### SUPPLIED RECORDS
-- -- --

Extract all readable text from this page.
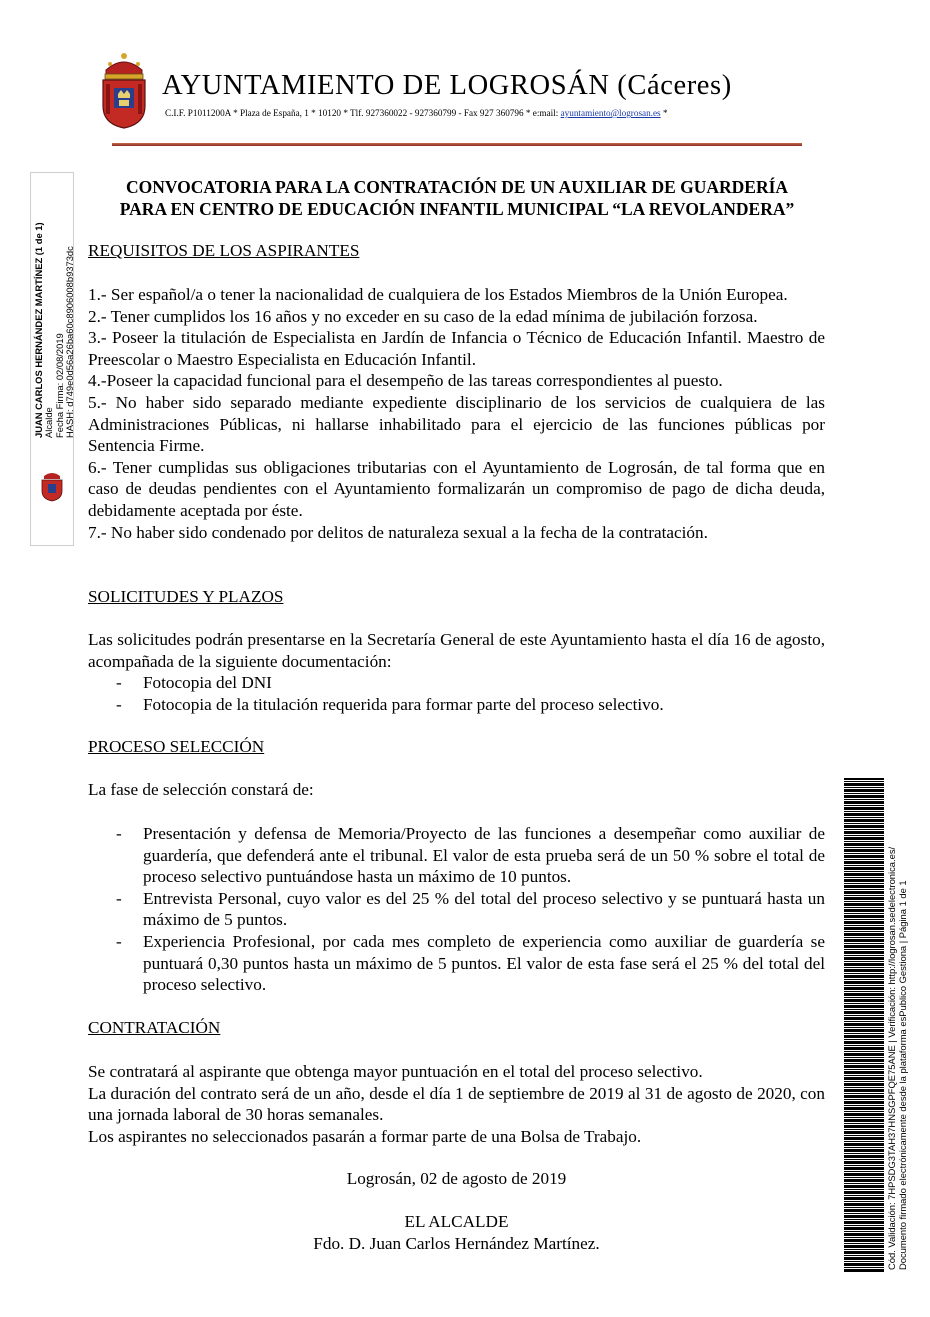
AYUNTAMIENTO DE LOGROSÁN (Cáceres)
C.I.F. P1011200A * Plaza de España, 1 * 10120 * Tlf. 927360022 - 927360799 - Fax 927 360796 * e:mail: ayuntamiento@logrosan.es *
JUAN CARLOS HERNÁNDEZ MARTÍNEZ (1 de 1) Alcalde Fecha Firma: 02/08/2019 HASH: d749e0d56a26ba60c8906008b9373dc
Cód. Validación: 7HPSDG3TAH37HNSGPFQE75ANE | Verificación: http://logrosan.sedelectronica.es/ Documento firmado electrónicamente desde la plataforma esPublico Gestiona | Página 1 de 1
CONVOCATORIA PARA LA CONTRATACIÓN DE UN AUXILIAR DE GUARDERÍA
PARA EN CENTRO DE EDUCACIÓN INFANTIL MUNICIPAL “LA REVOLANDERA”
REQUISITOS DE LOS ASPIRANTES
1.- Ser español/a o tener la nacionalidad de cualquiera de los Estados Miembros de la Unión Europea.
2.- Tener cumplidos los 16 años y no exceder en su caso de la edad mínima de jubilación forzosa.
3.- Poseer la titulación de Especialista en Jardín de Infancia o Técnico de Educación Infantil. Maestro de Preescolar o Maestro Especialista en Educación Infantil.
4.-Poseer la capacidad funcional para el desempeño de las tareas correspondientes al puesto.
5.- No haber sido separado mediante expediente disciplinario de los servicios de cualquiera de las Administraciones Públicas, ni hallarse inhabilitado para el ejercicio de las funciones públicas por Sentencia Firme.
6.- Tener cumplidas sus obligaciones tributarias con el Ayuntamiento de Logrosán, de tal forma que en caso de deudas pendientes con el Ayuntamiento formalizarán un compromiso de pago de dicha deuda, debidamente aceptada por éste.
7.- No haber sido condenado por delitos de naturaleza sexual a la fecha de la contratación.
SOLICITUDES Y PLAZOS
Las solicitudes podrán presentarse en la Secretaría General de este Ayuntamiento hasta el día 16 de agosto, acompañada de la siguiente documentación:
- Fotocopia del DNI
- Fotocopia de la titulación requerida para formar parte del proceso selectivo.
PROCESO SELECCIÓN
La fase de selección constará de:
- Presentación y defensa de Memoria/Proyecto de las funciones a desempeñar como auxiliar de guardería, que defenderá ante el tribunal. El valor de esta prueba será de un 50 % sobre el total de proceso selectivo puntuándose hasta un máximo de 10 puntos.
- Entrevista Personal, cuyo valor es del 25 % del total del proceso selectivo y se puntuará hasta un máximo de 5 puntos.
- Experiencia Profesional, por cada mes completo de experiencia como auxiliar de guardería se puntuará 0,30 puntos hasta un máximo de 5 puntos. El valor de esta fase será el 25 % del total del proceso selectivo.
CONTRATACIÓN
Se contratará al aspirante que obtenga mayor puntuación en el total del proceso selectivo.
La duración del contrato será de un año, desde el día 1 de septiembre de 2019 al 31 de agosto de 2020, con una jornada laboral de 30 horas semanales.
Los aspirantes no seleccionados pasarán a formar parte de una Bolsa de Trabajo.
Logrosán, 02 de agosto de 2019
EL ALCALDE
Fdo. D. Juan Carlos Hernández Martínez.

-- -- --

### EXERCISE INSTRUCTIONS
Using the material above, retype each entry exactly and omit the pictures.

### TASK RESULT
Extract all readable text from this page.
AYUNTAMIENTO DE LOGROSÁN (Cáceres)
C.I.F. P1011200A * Plaza de España, 1 * 10120 * Tlf. 927360022 - 927360799 - Fax 927 360796 * e:mail: ayuntamiento@logrosan.es *
JUAN CARLOS HERNÁNDEZ MARTÍNEZ (1 de 1) Alcalde Fecha Firma: 02/08/2019 HASH: d749e0d56a26ba60c8906008b9373dc
Cód. Validación: 7HPSDG3TAH37HNSGPFQE75ANE | Verificación: http://logrosan.sedelectronica.es/ Documento firmado electrónicamente desde la plataforma esPublico Gestiona | Página 1 de 1
CONVOCATORIA PARA LA CONTRATACIÓN DE UN AUXILIAR DE GUARDERÍA
PARA EN CENTRO DE EDUCACIÓN INFANTIL MUNICIPAL “LA REVOLANDERA”
REQUISITOS DE LOS ASPIRANTES
1.- Ser español/a o tener la nacionalidad de cualquiera de los Estados Miembros de la Unión Europea.
2.- Tener cumplidos los 16 años y no exceder en su caso de la edad mínima de jubilación forzosa.
3.- Poseer la titulación de Especialista en Jardín de Infancia o Técnico de Educación Infantil. Maestro de Preescolar o Maestro Especialista en Educación Infantil.
4.-Poseer la capacidad funcional para el desempeño de las tareas correspondientes al puesto.
5.- No haber sido separado mediante expediente disciplinario de los servicios de cualquiera de las Administraciones Públicas, ni hallarse inhabilitado para el ejercicio de las funciones públicas por Sentencia Firme.
6.- Tener cumplidas sus obligaciones tributarias con el Ayuntamiento de Logrosán, de tal forma que en caso de deudas pendientes con el Ayuntamiento formalizarán un compromiso de pago de dicha deuda, debidamente aceptada por éste.
7.- No haber sido condenado por delitos de naturaleza sexual a la fecha de la contratación.
SOLICITUDES Y PLAZOS
Las solicitudes podrán presentarse en la Secretaría General de este Ayuntamiento hasta el día 16 de agosto, acompañada de la siguiente documentación:
- Fotocopia del DNI
- Fotocopia de la titulación requerida para formar parte del proceso selectivo.
PROCESO SELECCIÓN
La fase de selección constará de:
- Presentación y defensa de Memoria/Proyecto de las funciones a desempeñar como auxiliar de guardería, que defenderá ante el tribunal. El valor de esta prueba será de un 50 % sobre el total de proceso selectivo puntuándose hasta un máximo de 10 puntos.
- Entrevista Personal, cuyo valor es del 25 % del total del proceso selectivo y se puntuará hasta un máximo de 5 puntos.
- Experiencia Profesional, por cada mes completo de experiencia como auxiliar de guardería se puntuará 0,30 puntos hasta un máximo de 5 puntos. El valor de esta fase será el 25 % del total del proceso selectivo.
CONTRATACIÓN
Se contratará al aspirante que obtenga mayor puntuación en el total del proceso selectivo.
La duración del contrato será de un año, desde el día 1 de septiembre de 2019 al 31 de agosto de 2020, con una jornada laboral de 30 horas semanales.
Los aspirantes no seleccionados pasarán a formar parte de una Bolsa de Trabajo.
Logrosán, 02 de agosto de 2019
EL ALCALDE
Fdo. D. Juan Carlos Hernández Martínez.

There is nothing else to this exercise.